#### Written problem:
Set out each line from the following listing that includes the word "content".

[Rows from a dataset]
────────
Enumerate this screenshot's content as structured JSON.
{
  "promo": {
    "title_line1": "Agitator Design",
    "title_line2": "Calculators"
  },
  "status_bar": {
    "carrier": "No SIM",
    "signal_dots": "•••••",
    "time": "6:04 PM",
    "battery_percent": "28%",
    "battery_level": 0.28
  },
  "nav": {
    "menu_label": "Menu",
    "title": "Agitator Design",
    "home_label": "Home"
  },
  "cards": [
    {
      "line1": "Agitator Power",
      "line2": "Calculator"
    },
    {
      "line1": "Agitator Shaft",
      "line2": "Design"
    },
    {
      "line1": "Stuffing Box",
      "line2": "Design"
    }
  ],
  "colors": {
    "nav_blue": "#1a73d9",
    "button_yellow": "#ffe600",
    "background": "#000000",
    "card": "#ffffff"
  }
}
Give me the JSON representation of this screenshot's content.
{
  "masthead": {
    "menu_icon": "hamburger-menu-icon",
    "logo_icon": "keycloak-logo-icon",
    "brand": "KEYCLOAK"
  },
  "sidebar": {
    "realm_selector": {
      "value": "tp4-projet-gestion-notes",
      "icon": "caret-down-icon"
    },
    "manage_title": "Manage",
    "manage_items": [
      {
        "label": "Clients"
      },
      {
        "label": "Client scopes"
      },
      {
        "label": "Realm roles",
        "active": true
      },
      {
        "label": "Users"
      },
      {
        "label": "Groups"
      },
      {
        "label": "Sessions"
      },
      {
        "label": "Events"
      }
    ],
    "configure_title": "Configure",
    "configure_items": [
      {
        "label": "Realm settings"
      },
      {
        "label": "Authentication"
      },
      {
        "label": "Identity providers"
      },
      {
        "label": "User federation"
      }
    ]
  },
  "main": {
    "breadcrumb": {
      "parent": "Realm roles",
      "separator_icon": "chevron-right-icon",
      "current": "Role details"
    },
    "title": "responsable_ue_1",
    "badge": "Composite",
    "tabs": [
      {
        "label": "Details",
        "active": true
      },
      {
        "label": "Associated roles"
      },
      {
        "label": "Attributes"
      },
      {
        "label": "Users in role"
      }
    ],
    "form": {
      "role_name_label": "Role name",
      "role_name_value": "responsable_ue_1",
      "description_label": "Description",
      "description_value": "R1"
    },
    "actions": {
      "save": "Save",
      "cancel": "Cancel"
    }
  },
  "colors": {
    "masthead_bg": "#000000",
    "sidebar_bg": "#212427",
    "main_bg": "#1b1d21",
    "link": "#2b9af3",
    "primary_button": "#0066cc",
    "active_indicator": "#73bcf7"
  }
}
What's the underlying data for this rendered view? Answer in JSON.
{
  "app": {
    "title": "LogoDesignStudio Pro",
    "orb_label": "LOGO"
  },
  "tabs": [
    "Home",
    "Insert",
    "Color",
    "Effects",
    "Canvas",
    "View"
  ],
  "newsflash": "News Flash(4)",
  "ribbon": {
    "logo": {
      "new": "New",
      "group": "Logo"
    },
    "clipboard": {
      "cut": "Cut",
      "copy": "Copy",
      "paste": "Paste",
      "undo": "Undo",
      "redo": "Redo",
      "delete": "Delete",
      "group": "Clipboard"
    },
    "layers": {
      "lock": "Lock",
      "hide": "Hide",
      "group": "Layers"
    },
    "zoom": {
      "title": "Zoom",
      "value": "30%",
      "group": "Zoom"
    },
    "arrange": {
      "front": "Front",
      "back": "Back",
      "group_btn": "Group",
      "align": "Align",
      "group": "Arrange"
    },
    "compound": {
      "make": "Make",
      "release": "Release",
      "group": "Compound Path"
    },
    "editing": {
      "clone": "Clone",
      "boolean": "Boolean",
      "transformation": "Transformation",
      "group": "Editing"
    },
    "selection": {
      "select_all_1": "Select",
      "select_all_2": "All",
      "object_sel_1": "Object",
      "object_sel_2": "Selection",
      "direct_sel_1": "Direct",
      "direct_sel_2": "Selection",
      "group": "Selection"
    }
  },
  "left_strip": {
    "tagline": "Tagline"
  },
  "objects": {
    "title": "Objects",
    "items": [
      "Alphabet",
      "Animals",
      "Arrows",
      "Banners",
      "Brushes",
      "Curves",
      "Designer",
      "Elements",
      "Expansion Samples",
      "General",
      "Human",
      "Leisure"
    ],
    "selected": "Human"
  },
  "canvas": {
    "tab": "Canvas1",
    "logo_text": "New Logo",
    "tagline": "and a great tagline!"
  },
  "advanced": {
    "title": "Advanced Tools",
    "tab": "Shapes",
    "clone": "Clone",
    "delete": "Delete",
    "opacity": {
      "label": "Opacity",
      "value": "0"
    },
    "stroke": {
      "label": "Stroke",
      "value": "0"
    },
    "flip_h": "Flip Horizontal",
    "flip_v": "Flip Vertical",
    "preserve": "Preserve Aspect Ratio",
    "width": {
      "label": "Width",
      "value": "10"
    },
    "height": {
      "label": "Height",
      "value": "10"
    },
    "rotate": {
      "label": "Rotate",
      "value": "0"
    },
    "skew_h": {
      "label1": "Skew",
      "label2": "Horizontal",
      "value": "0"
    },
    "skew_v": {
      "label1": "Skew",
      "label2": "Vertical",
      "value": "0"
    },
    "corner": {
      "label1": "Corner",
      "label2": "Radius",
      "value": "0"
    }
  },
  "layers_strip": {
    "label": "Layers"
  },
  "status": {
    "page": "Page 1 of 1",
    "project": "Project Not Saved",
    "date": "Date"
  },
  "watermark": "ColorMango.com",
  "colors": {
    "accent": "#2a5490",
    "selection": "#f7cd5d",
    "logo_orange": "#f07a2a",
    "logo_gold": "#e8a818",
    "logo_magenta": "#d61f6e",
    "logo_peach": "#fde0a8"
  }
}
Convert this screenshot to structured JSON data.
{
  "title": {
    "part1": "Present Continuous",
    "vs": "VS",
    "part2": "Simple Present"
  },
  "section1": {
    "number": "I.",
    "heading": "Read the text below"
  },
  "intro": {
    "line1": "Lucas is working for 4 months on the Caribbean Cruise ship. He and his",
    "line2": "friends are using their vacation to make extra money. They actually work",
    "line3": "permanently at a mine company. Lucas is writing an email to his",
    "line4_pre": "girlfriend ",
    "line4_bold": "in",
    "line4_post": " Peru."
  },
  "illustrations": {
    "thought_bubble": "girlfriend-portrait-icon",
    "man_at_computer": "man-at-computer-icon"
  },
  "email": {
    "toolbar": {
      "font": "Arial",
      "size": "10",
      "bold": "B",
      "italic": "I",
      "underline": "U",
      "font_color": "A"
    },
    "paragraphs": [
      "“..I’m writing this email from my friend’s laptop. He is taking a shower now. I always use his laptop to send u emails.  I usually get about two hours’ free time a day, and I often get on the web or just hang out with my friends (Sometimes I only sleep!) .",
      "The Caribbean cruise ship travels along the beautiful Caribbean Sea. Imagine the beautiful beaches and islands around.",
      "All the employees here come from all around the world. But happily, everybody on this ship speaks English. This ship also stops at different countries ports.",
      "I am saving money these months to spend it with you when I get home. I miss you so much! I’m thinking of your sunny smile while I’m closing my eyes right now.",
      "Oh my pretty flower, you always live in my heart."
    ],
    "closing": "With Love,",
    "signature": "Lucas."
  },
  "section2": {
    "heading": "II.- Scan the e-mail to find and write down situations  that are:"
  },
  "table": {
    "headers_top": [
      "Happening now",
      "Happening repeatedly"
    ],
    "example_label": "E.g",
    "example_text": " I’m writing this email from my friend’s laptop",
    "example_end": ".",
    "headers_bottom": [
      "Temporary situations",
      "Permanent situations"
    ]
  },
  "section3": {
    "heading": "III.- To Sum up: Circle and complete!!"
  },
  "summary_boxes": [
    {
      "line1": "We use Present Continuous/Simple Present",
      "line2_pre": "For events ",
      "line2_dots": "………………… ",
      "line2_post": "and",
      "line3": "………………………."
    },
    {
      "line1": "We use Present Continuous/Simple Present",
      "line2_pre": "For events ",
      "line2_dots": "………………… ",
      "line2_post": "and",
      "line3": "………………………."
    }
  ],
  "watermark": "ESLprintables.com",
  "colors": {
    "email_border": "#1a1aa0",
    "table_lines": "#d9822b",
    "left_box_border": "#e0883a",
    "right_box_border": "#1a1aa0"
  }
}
────────
#### Result:
Enumerate this screenshot's content as structured JSON.
Give me the JSON representation of this screenshot's content.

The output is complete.